Records contained in a dataset:
====

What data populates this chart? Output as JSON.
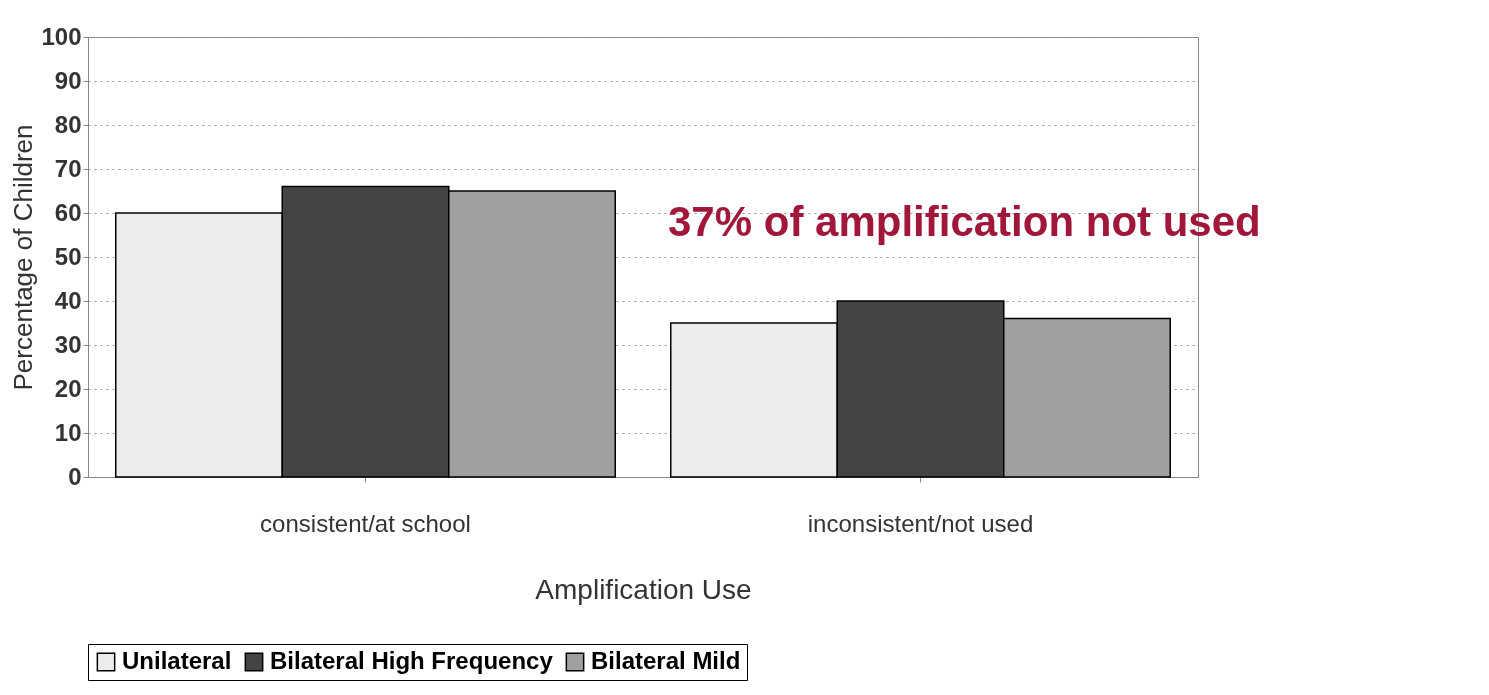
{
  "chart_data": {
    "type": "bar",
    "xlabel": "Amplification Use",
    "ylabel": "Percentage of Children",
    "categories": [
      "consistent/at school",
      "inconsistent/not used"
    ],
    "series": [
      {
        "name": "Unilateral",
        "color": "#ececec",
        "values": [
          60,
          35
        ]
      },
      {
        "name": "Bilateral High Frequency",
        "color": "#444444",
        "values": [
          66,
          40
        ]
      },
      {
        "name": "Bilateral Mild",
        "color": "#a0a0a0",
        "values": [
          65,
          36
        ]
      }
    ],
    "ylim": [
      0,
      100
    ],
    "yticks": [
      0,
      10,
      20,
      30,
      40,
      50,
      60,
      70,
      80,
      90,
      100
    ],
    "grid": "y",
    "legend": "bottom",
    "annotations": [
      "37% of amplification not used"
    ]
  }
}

====

Task statement:
Make an exact copy of the whole listing, but don't bring over any pictures.

Final answer:
What data populates this chart? Output as JSON.
{
  "chart_data": {
    "type": "bar",
    "xlabel": "Amplification Use",
    "ylabel": "Percentage of Children",
    "categories": [
      "consistent/at school",
      "inconsistent/not used"
    ],
    "series": [
      {
        "name": "Unilateral",
        "color": "#ececec",
        "values": [
          60,
          35
        ]
      },
      {
        "name": "Bilateral High Frequency",
        "color": "#444444",
        "values": [
          66,
          40
        ]
      },
      {
        "name": "Bilateral Mild",
        "color": "#a0a0a0",
        "values": [
          65,
          36
        ]
      }
    ],
    "ylim": [
      0,
      100
    ],
    "yticks": [
      0,
      10,
      20,
      30,
      40,
      50,
      60,
      70,
      80,
      90,
      100
    ],
    "grid": "y",
    "legend": "bottom",
    "annotations": [
      "37% of amplification not used"
    ]
  }
}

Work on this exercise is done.